**What to work on:** Give back every record exactly, images excluded.

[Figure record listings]
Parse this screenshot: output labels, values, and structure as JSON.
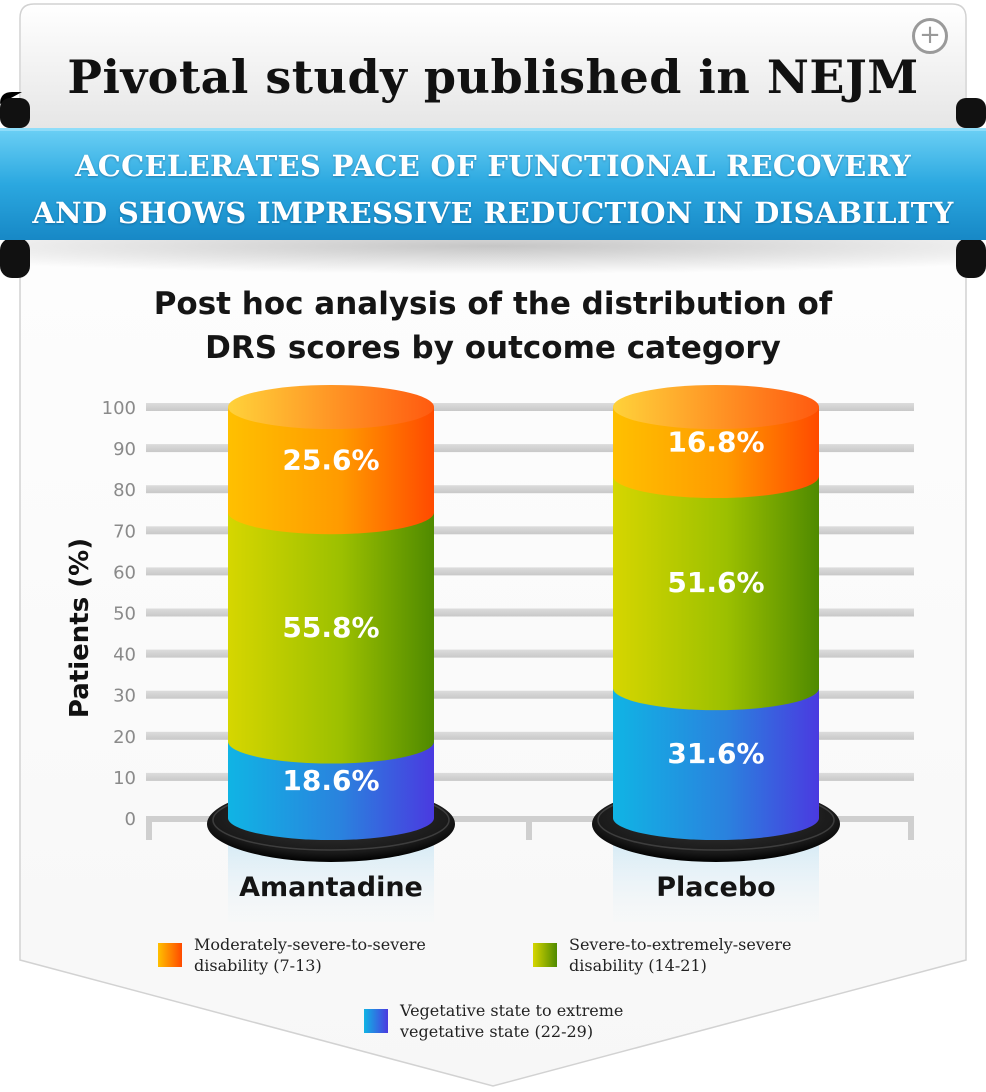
{
  "header": {
    "title": "Pivotal study published in NEJM",
    "banner_line1": "ACCELERATES PACE OF FUNCTIONAL RECOVERY",
    "banner_line2": "AND SHOWS IMPRESSIVE REDUCTION IN DISABILITY",
    "zoom_icon": "plus-circle-icon"
  },
  "colors": {
    "banner": "#2ba8e0",
    "moderate": "#ff7a00",
    "severe": "#8dba00",
    "vegetative": "#3a5be0"
  },
  "chart_data": {
    "type": "bar",
    "stacked": true,
    "style": "3d-cylinder",
    "title_line1": "Post hoc analysis of the distribution of",
    "title_line2": "DRS scores by outcome category",
    "ylabel": "Patients (%)",
    "ylim": [
      0,
      100
    ],
    "yticks": [
      0,
      10,
      20,
      30,
      40,
      50,
      60,
      70,
      80,
      90,
      100
    ],
    "grid": true,
    "categories": [
      "Amantadine",
      "Placebo"
    ],
    "series": [
      {
        "name": "Vegetative state to extreme vegetative state (22-29)",
        "values": [
          18.6,
          31.6
        ],
        "labels": [
          "18.6%",
          "31.6%"
        ]
      },
      {
        "name": "Severe-to-extremely-severe disability (14-21)",
        "values": [
          55.8,
          51.6
        ],
        "labels": [
          "55.8%",
          "51.6%"
        ]
      },
      {
        "name": "Moderately-severe-to-severe disability (7-13)",
        "values": [
          25.6,
          16.8
        ],
        "labels": [
          "25.6%",
          "16.8%"
        ]
      }
    ],
    "legend_position": "bottom"
  }
}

**Output for this exercise:**
Parse this screenshot: output labels, values, and structure as JSON.
{
  "header": {
    "title": "Pivotal study published in NEJM",
    "banner_line1": "ACCELERATES PACE OF FUNCTIONAL RECOVERY",
    "banner_line2": "AND SHOWS IMPRESSIVE REDUCTION IN DISABILITY",
    "zoom_icon": "plus-circle-icon"
  },
  "colors": {
    "banner": "#2ba8e0",
    "moderate": "#ff7a00",
    "severe": "#8dba00",
    "vegetative": "#3a5be0"
  },
  "chart_data": {
    "type": "bar",
    "stacked": true,
    "style": "3d-cylinder",
    "title_line1": "Post hoc analysis of the distribution of",
    "title_line2": "DRS scores by outcome category",
    "ylabel": "Patients (%)",
    "ylim": [
      0,
      100
    ],
    "yticks": [
      0,
      10,
      20,
      30,
      40,
      50,
      60,
      70,
      80,
      90,
      100
    ],
    "grid": true,
    "categories": [
      "Amantadine",
      "Placebo"
    ],
    "series": [
      {
        "name": "Vegetative state to extreme vegetative state (22-29)",
        "values": [
          18.6,
          31.6
        ],
        "labels": [
          "18.6%",
          "31.6%"
        ]
      },
      {
        "name": "Severe-to-extremely-severe disability (14-21)",
        "values": [
          55.8,
          51.6
        ],
        "labels": [
          "55.8%",
          "51.6%"
        ]
      },
      {
        "name": "Moderately-severe-to-severe disability (7-13)",
        "values": [
          25.6,
          16.8
        ],
        "labels": [
          "25.6%",
          "16.8%"
        ]
      }
    ],
    "legend_position": "bottom"
  }
}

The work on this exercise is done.